TASK GOAL:
Pull each line holding the word "области" from the data.

MATERIAL FOR THIS TASK:
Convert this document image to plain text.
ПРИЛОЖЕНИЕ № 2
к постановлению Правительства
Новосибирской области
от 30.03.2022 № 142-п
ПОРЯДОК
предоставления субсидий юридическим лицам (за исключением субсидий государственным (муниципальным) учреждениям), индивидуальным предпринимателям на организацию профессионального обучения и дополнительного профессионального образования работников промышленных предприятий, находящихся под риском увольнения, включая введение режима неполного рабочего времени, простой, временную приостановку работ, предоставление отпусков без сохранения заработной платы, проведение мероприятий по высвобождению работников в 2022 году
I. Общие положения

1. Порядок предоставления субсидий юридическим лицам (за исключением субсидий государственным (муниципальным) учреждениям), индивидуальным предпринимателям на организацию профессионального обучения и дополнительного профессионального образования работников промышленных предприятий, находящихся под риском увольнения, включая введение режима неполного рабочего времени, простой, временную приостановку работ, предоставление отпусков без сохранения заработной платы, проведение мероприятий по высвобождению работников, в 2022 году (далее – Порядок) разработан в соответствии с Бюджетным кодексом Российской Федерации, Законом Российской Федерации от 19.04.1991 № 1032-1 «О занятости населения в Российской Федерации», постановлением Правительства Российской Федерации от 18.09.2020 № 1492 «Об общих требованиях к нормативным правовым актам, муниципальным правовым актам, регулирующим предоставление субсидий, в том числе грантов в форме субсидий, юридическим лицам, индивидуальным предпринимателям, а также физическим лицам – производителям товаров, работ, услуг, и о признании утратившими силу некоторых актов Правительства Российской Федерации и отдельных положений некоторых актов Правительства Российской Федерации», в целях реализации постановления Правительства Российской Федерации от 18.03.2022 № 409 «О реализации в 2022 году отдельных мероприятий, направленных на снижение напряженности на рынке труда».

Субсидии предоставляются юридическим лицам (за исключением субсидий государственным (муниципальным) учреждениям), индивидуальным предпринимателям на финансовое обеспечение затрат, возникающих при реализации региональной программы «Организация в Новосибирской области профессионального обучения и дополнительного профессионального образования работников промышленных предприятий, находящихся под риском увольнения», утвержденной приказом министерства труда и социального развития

EXERCISE RESULT:
Новосибирской области
Субсидии предоставляются юридическим лицам (за исключением субсидий государственным (муниципальным) учреждениям), индивидуальным предпринимателям на финансовое обеспечение затрат, возникающих при реализации региональной программы «Организация в Новосибирской области профессионального обучения и дополнительного профессионального образования работников промышленных предприятий, находящихся под риском увольнения», утвержденной приказом министерства труда и социального развития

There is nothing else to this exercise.